* START Given data *

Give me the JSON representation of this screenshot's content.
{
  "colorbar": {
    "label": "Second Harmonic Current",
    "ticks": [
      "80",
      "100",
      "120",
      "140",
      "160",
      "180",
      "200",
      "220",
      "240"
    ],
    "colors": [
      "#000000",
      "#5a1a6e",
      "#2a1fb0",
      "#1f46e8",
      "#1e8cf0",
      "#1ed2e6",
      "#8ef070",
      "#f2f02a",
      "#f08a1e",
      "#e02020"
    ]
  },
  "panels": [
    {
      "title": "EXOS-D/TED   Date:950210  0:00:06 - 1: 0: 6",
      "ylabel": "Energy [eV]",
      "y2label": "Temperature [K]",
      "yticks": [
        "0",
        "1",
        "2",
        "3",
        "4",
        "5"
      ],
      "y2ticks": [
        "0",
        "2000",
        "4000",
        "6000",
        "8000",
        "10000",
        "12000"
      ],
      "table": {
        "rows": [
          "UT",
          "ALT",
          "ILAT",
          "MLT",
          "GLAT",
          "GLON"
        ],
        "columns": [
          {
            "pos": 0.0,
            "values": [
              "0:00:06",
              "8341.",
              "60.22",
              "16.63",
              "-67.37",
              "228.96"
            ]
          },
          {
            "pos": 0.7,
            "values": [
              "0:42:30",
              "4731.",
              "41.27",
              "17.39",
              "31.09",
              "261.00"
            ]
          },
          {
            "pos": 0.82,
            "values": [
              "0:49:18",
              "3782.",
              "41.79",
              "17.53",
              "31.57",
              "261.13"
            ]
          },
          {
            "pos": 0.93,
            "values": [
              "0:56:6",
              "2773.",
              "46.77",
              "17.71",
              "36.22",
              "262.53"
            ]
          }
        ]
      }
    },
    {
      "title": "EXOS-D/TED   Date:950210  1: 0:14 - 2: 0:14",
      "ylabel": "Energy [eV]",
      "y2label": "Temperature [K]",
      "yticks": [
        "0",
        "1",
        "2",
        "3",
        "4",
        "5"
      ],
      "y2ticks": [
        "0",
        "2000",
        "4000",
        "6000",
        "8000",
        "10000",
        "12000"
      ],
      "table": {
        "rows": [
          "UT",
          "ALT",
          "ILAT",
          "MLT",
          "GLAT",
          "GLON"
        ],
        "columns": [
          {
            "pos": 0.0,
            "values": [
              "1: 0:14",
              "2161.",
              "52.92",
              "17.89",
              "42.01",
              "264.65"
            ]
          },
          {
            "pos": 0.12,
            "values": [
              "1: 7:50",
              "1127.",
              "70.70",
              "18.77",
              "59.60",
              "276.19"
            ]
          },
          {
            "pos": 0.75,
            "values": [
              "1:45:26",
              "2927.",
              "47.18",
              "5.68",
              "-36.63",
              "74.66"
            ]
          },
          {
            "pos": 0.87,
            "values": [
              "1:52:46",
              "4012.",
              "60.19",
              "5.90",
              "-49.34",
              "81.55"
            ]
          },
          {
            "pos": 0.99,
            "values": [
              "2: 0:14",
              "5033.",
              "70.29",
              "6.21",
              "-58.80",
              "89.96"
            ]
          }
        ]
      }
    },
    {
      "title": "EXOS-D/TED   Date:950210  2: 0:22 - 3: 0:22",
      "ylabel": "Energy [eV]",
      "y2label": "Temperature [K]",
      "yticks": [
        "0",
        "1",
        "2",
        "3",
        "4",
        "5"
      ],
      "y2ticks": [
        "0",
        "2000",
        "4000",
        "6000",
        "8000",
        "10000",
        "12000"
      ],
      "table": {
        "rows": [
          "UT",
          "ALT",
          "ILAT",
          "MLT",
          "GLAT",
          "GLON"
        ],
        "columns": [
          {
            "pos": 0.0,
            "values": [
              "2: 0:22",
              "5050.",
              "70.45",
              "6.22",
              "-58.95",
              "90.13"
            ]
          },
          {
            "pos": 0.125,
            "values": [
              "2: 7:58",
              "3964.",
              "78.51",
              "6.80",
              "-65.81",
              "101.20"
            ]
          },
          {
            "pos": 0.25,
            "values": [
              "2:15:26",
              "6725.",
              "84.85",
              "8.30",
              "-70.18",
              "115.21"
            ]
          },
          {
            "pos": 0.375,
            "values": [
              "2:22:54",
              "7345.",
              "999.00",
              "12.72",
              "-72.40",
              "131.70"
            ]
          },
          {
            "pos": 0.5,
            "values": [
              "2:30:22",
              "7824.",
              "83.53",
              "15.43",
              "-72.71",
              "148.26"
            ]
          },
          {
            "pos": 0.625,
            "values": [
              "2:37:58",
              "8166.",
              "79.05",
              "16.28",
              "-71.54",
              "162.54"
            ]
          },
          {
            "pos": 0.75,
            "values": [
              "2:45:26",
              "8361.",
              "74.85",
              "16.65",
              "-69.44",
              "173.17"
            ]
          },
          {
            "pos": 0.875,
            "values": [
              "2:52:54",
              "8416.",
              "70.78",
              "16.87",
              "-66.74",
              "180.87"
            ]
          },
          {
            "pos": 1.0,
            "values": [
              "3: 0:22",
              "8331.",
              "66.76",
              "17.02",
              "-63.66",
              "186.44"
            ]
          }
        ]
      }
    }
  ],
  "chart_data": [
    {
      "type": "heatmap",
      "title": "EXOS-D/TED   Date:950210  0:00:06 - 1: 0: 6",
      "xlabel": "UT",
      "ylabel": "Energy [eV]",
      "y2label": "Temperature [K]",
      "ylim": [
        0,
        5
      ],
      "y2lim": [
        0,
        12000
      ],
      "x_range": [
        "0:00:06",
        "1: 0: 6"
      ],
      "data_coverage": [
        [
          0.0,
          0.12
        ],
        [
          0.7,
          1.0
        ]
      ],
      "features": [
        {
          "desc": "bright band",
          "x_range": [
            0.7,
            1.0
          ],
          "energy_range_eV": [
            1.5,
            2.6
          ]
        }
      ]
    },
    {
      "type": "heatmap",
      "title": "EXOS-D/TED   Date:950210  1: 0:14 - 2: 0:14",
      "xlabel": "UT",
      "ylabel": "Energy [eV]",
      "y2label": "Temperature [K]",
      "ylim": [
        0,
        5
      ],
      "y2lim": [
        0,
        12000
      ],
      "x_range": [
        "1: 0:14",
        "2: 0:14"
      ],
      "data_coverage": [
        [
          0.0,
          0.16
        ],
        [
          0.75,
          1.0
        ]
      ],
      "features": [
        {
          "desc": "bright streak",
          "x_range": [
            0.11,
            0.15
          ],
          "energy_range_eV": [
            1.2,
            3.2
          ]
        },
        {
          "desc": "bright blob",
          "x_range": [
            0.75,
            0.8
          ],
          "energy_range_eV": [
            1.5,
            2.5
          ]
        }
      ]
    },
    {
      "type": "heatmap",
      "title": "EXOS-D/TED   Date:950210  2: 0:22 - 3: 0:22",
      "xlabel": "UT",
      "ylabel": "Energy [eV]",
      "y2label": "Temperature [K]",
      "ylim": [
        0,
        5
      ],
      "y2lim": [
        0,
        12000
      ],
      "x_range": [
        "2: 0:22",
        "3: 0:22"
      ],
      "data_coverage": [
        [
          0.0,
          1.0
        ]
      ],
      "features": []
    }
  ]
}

* END Given data *

*Exercise details:* Extract each line from the entries above that contains the string "bright".

*Exercise answer:*
          "desc": "bright band",
          "desc": "bright streak",
          "desc": "bright blob",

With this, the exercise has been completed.